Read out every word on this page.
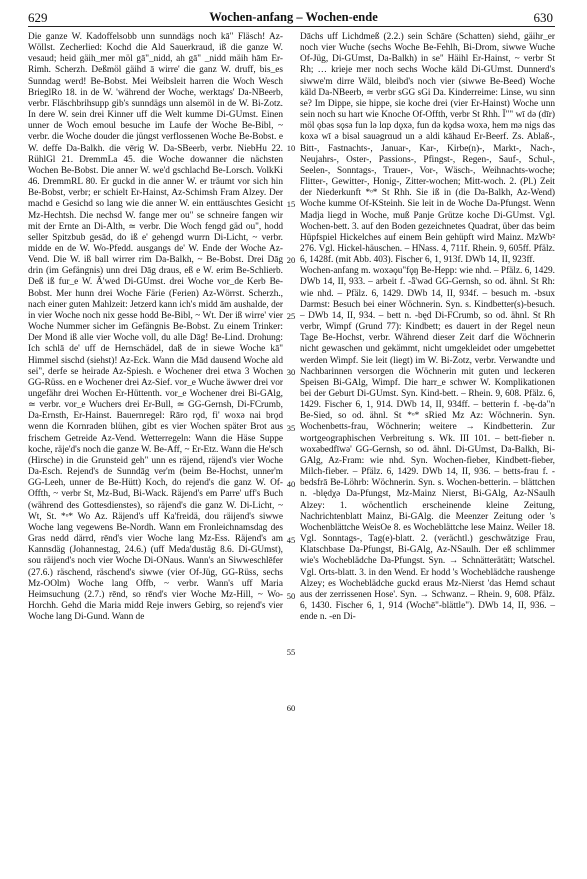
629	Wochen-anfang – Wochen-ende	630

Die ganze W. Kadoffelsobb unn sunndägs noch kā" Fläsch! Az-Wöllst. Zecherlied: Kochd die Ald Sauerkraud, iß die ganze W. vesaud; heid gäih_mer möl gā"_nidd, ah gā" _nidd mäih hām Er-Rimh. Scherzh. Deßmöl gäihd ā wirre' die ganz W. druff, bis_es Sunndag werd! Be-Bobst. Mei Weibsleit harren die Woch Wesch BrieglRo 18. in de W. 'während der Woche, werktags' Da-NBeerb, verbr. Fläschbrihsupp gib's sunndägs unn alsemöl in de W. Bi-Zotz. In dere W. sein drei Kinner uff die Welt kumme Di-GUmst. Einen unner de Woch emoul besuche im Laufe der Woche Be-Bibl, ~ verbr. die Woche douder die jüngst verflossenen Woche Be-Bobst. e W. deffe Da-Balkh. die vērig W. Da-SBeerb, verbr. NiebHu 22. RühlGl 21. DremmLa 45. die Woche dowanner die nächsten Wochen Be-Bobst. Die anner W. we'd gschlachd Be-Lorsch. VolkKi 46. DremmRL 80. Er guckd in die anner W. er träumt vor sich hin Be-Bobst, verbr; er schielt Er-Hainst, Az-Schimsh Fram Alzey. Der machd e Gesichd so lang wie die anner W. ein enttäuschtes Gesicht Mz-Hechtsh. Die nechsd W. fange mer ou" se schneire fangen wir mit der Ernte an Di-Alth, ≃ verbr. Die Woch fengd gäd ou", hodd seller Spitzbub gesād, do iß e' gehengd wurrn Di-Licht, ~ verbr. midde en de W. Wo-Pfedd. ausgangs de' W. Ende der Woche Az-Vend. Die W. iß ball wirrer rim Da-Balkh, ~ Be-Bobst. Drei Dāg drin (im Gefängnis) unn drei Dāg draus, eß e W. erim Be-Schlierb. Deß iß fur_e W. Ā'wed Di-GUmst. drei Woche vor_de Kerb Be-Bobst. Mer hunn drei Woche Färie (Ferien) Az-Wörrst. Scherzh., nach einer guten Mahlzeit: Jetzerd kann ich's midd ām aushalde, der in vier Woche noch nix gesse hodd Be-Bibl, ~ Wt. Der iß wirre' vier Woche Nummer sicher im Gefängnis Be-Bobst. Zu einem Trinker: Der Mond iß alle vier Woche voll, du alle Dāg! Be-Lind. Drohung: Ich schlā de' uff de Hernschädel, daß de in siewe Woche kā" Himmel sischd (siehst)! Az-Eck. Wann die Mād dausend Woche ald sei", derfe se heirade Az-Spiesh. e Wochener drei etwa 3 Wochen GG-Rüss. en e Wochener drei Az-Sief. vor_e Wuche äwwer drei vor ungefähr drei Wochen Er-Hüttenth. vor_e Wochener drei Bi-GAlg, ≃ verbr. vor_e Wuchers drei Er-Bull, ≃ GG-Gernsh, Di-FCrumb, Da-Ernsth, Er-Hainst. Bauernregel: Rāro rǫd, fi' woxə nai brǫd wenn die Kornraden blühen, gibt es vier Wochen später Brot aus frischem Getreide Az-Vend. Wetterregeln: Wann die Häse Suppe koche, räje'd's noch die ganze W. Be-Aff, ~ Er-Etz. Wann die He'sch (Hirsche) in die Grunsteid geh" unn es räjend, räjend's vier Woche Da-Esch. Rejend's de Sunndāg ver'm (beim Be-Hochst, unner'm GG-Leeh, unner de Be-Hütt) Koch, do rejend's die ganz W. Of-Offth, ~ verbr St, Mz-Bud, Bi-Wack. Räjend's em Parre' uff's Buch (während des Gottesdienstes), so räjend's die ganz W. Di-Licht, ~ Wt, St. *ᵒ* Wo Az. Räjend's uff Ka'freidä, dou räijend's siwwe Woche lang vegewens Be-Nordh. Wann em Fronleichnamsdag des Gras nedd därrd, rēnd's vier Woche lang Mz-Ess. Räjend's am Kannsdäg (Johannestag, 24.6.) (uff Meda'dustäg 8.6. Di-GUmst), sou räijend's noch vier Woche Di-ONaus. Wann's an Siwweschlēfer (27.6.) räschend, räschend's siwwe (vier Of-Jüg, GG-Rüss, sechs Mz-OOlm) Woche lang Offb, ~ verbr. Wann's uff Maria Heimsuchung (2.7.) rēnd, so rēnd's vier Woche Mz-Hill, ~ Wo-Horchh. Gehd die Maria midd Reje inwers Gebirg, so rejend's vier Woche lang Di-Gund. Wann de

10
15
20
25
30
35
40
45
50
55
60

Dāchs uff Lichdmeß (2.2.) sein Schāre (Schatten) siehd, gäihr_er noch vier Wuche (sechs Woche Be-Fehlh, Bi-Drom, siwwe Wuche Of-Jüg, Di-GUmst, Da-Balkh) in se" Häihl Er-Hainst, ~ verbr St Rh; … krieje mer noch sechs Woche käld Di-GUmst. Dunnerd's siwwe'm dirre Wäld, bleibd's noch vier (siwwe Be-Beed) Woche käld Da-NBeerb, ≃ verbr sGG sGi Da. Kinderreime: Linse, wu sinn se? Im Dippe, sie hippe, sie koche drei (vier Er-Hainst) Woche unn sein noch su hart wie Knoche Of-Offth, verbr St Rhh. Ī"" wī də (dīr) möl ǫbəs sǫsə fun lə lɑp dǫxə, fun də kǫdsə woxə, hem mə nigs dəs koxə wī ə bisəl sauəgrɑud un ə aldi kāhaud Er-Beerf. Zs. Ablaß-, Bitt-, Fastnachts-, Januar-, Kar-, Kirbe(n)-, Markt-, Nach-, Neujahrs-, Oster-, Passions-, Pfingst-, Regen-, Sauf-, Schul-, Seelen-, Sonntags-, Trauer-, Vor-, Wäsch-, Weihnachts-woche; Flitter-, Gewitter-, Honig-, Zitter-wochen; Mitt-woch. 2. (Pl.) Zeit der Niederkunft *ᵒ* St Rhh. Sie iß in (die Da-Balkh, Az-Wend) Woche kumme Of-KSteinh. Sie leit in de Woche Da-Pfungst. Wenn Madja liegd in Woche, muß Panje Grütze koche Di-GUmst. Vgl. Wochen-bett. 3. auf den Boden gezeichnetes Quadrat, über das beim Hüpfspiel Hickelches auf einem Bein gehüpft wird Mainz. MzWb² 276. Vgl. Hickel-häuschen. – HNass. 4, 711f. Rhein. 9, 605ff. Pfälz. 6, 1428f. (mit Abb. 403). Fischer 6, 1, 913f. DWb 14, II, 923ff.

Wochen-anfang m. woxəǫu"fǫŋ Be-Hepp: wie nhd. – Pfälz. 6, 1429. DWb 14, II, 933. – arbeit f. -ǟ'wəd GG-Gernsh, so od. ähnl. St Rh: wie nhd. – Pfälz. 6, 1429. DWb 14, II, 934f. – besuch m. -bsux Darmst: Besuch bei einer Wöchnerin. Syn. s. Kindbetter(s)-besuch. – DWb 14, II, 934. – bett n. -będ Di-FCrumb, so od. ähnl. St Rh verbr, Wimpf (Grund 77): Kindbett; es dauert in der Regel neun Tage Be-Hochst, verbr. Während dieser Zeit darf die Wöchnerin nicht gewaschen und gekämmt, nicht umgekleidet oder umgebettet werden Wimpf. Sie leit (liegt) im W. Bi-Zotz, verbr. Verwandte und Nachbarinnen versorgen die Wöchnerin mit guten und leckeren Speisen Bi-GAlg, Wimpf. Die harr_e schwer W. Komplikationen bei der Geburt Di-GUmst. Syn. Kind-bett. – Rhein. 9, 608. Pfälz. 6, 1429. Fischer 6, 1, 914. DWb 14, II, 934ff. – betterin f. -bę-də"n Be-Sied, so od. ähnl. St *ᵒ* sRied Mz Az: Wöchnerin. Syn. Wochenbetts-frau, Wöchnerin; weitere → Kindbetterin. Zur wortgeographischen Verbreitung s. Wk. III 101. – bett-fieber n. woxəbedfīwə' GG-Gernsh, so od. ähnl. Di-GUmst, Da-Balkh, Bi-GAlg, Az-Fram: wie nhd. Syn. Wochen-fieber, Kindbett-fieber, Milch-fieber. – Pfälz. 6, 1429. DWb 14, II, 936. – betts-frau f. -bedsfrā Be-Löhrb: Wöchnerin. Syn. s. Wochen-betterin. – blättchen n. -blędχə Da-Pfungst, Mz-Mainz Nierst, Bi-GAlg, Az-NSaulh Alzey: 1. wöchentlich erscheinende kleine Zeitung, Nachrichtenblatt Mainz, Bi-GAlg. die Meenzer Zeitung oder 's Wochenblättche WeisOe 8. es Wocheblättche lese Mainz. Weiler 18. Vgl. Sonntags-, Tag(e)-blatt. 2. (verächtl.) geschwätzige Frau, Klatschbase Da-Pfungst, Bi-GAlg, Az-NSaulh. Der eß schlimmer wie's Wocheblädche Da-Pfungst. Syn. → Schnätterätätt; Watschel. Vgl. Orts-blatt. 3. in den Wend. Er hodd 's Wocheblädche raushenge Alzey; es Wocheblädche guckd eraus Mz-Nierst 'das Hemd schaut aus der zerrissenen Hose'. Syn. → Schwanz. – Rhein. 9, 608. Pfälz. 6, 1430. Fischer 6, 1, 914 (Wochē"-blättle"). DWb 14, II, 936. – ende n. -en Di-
...
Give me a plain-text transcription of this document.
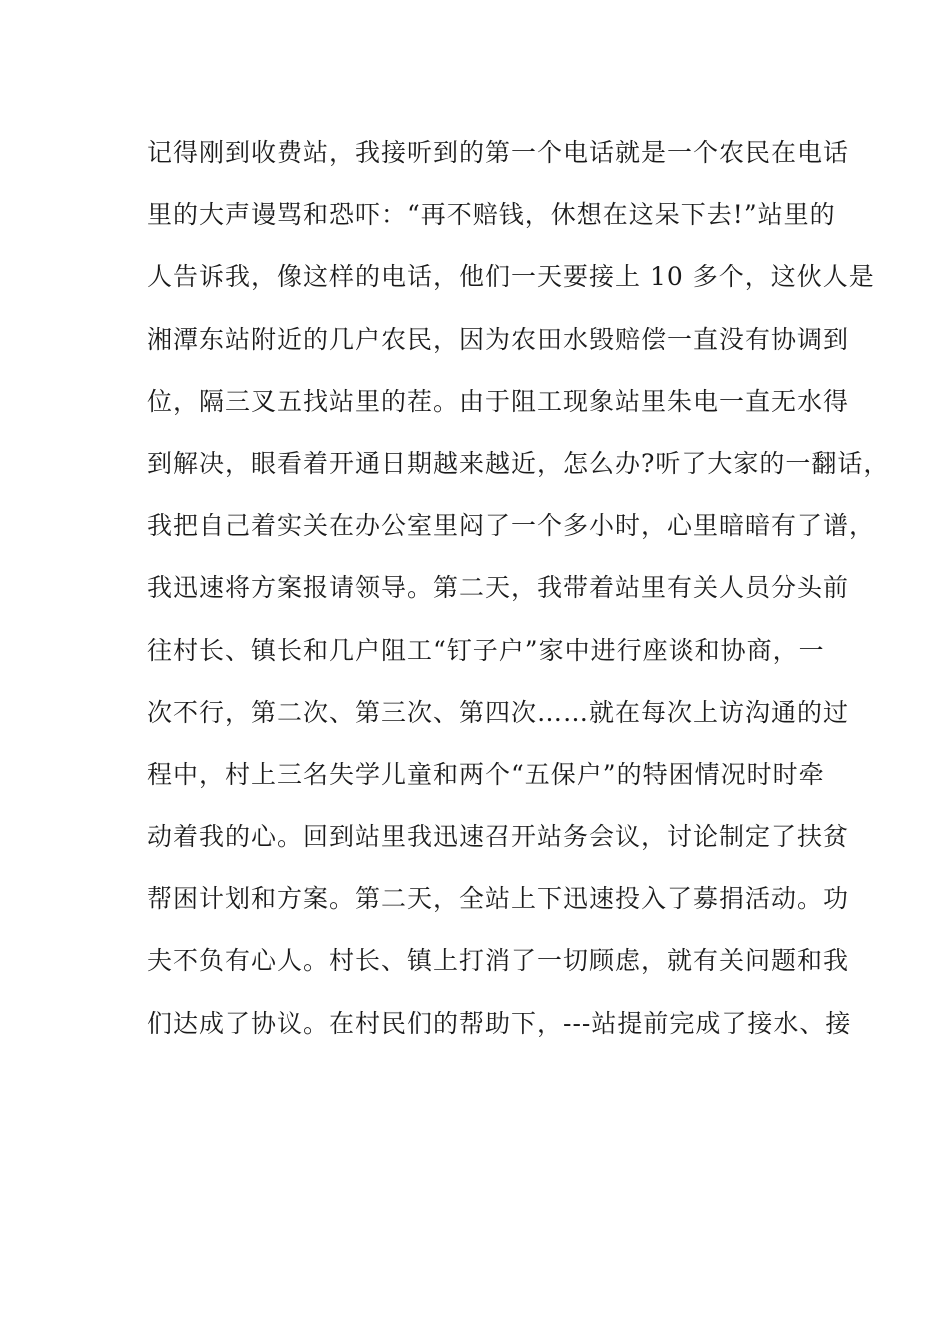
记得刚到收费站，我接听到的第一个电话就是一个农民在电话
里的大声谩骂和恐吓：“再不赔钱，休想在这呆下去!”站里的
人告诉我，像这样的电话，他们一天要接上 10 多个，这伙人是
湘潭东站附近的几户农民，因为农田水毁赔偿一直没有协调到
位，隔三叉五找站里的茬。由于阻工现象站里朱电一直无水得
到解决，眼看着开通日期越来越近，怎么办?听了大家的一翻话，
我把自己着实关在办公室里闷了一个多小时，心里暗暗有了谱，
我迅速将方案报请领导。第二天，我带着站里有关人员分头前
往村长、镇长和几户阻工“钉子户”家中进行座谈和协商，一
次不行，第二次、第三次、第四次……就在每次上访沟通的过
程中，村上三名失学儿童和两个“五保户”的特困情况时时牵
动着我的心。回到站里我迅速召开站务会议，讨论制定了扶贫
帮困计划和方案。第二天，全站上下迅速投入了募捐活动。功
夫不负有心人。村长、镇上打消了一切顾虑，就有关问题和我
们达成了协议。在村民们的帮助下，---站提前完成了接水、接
==
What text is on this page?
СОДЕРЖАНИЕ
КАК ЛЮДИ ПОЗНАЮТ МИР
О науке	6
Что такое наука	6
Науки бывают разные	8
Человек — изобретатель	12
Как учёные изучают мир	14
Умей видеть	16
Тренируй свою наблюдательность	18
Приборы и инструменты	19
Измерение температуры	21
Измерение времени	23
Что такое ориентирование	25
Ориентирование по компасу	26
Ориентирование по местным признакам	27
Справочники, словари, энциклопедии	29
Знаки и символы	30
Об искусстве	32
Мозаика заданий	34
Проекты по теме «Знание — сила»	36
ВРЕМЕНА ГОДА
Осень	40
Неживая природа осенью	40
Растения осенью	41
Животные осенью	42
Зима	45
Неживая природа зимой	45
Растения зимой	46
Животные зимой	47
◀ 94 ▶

- [What to produce]
State the count of lines that contain the string "такое". Nothing else is needed.

- [Task response]
2